***** DATASET EXTRACT
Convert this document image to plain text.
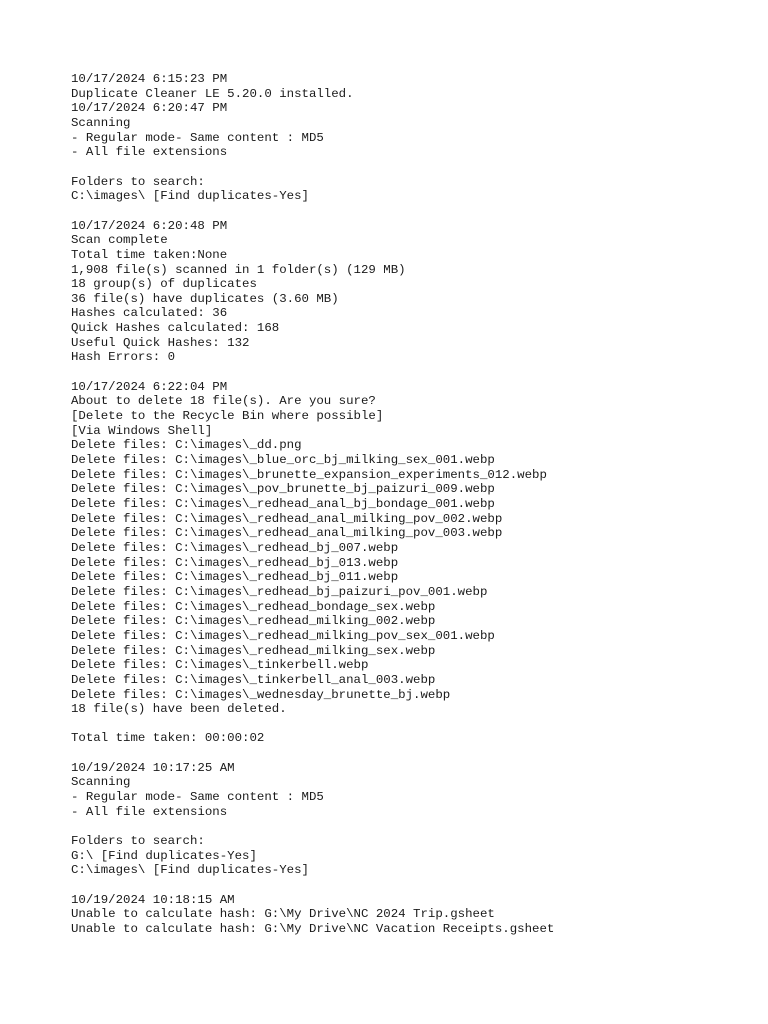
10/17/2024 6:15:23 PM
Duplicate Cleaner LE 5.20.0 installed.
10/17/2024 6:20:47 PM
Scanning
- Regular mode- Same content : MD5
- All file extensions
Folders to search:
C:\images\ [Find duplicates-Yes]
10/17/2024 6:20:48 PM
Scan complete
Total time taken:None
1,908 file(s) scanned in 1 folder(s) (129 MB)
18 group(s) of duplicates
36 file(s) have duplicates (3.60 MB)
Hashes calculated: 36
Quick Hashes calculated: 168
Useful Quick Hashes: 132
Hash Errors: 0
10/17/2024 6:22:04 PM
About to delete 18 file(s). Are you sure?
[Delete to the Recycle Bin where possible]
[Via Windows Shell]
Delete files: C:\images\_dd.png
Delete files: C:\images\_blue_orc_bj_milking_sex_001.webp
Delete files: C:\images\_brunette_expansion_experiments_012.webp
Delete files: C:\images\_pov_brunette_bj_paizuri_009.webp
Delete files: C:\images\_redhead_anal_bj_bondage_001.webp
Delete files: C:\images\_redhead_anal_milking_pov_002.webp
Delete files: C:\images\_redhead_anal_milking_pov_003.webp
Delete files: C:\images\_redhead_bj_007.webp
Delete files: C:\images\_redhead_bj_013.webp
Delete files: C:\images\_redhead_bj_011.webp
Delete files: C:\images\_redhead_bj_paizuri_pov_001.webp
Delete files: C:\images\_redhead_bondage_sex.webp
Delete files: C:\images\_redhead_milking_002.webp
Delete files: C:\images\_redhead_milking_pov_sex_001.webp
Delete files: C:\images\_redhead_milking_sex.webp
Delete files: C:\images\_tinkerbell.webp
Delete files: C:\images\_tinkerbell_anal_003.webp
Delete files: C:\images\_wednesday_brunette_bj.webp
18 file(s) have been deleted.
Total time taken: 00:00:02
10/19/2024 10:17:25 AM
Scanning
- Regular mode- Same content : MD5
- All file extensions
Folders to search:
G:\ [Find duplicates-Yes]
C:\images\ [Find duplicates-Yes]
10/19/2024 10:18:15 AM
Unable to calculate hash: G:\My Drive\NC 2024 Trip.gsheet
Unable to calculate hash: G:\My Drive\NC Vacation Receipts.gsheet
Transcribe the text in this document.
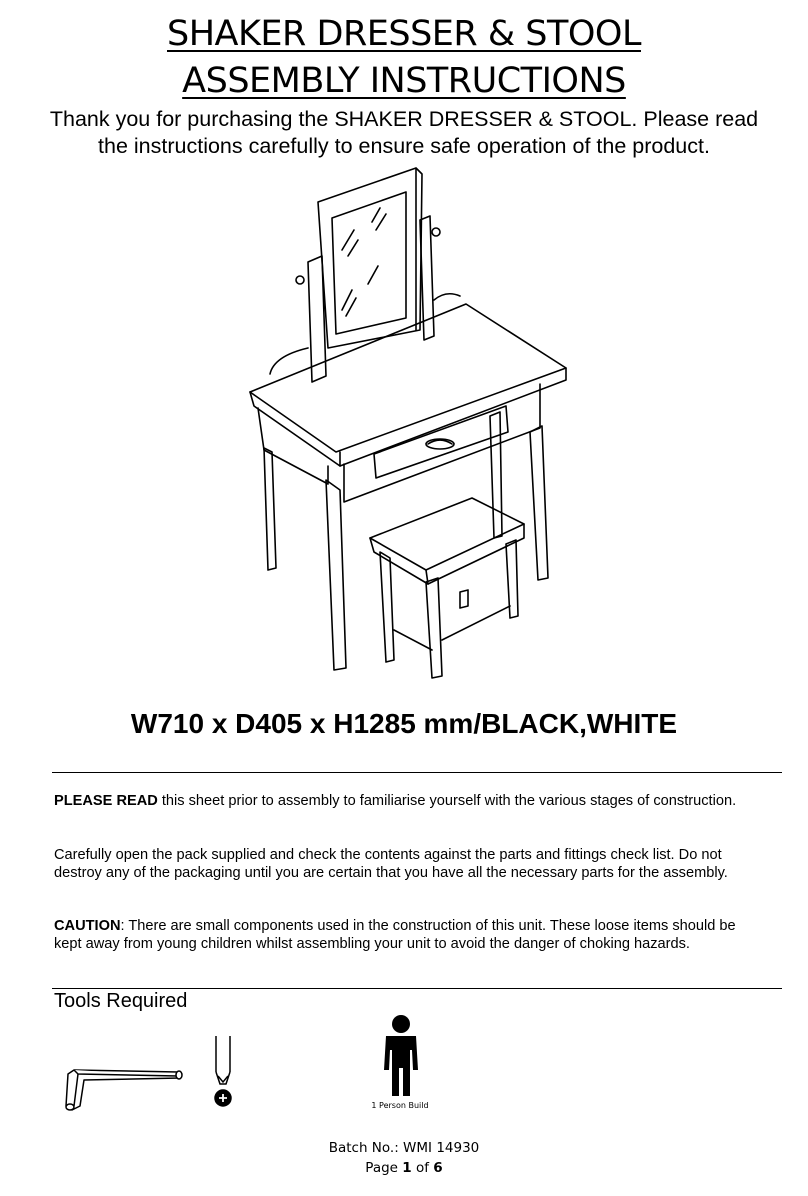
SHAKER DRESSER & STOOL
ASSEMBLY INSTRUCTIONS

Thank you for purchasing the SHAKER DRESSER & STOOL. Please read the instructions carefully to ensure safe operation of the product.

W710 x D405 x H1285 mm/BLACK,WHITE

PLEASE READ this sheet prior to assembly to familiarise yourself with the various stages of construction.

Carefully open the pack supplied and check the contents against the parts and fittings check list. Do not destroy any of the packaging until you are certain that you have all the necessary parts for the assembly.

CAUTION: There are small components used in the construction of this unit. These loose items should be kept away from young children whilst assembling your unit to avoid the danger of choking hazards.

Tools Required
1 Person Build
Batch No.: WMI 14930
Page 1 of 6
**********
***** DATASET EXTRACT
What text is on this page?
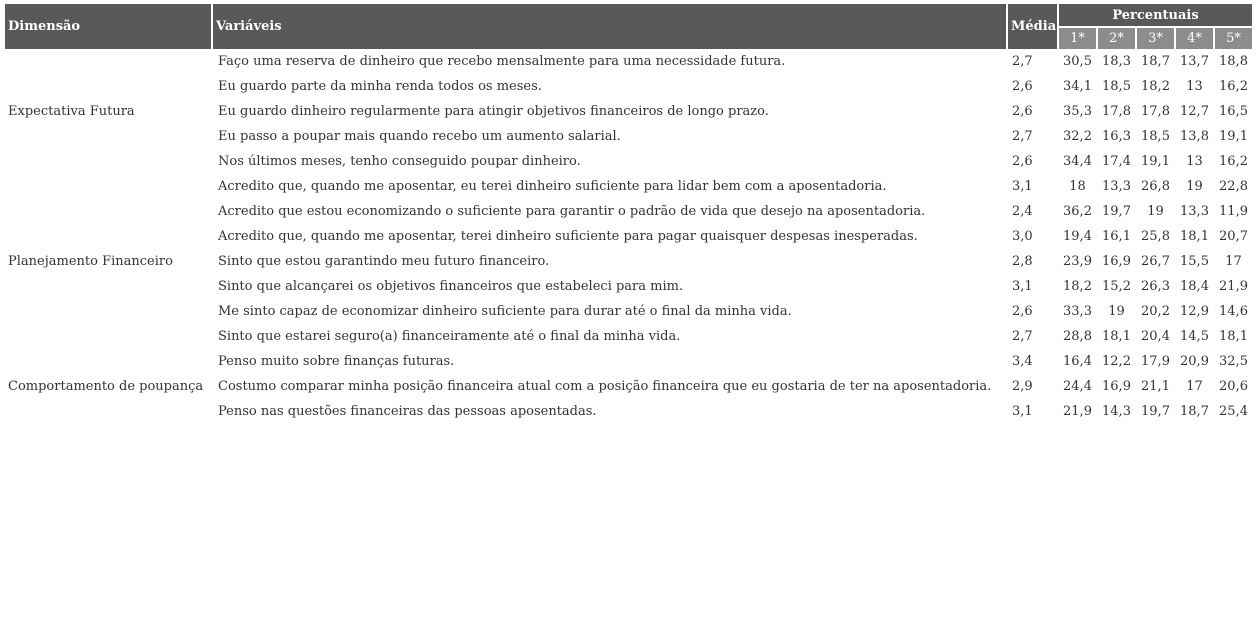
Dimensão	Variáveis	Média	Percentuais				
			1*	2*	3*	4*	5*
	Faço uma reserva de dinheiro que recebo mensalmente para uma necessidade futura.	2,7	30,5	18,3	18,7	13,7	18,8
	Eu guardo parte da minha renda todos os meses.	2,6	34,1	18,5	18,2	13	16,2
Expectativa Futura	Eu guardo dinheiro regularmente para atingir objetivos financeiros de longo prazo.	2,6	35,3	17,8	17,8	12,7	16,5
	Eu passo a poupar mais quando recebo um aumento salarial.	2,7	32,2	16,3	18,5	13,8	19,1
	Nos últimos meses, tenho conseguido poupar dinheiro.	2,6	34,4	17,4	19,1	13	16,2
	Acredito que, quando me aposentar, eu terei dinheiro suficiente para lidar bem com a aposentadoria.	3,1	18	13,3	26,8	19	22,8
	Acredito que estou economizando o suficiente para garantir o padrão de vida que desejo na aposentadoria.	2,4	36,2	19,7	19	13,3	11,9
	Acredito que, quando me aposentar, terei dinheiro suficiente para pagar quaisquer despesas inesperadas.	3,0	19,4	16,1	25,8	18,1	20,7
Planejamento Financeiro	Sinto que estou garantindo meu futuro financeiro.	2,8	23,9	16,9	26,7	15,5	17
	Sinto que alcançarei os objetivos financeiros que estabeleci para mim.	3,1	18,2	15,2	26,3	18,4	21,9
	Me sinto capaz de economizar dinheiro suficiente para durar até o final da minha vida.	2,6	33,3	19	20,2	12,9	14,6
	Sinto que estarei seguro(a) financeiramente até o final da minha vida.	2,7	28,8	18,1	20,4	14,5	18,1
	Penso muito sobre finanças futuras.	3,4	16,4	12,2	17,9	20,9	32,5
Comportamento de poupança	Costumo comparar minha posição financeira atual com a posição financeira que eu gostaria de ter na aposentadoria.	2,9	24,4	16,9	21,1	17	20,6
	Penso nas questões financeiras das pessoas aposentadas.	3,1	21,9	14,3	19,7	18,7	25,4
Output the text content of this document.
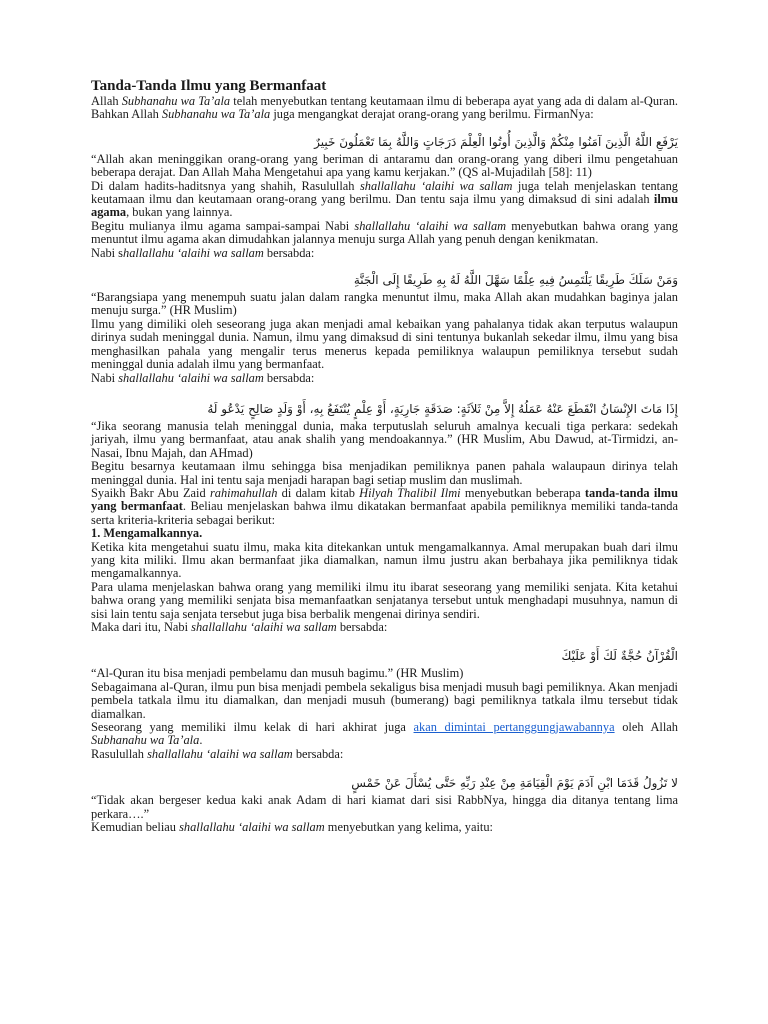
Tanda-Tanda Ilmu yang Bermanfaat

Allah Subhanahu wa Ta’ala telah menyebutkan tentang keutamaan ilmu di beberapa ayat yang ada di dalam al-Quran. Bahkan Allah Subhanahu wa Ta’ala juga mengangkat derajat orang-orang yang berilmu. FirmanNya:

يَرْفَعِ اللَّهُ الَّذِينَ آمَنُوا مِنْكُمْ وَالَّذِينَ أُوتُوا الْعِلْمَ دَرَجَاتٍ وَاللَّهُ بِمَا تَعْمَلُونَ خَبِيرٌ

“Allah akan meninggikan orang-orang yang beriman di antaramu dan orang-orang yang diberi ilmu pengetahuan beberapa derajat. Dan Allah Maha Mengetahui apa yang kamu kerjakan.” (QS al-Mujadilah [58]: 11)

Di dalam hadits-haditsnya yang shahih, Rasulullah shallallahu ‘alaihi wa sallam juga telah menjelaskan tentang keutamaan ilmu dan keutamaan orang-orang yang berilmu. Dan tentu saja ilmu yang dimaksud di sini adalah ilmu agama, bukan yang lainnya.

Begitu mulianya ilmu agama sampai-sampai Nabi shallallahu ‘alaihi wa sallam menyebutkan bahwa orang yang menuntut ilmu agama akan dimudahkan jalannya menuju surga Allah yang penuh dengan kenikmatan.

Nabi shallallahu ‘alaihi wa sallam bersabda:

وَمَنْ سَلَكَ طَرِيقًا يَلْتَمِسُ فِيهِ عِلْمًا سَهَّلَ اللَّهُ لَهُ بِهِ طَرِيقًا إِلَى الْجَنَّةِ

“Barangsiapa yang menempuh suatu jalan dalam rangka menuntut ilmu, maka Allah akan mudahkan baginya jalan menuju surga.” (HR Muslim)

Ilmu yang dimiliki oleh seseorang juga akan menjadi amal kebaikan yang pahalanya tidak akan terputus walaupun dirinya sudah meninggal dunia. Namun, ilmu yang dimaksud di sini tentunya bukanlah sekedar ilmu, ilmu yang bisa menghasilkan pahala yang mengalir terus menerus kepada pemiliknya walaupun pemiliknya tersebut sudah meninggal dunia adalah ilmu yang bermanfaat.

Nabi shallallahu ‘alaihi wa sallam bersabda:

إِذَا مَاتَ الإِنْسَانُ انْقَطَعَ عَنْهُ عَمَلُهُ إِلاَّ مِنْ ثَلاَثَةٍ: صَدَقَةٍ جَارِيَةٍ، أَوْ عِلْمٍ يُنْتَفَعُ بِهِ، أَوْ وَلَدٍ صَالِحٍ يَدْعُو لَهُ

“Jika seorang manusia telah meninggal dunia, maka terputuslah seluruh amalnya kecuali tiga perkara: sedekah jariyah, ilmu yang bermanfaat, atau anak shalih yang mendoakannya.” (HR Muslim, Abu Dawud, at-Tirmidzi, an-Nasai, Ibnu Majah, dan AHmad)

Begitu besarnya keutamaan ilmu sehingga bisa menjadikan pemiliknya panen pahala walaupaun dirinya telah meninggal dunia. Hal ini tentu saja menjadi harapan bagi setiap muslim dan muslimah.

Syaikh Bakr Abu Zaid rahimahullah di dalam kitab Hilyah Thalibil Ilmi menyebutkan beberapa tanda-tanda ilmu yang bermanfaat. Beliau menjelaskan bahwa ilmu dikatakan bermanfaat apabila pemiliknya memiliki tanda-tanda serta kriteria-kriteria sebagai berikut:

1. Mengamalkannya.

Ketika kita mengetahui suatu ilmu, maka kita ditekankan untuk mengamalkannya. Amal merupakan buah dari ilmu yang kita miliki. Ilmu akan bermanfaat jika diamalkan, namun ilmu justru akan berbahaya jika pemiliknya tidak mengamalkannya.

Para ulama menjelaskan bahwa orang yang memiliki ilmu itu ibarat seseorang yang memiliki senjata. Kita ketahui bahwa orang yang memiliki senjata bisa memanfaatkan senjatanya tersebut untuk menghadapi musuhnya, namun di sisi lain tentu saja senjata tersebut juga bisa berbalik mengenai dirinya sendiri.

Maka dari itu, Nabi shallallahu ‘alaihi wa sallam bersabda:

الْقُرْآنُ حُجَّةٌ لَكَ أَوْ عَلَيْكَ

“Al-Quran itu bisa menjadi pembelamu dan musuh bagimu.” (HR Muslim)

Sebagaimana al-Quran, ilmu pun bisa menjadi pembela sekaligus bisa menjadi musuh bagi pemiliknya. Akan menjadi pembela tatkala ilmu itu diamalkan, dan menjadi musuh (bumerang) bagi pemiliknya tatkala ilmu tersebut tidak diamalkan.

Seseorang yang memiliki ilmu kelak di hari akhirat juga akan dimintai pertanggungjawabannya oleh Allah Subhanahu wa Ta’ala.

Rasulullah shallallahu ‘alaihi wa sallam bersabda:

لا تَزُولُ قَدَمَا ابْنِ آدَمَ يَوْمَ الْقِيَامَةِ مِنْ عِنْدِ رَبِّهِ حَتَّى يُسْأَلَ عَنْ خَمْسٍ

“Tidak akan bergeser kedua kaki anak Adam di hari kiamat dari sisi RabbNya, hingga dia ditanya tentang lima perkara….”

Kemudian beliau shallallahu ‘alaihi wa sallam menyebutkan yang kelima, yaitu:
**********
TASK DETAILS: Read through the entries and copy every line that includes "document".

FINAL ANSWER:
Convert this document image to plain text.
Transcribe the text in this document.
Output the text content of this document.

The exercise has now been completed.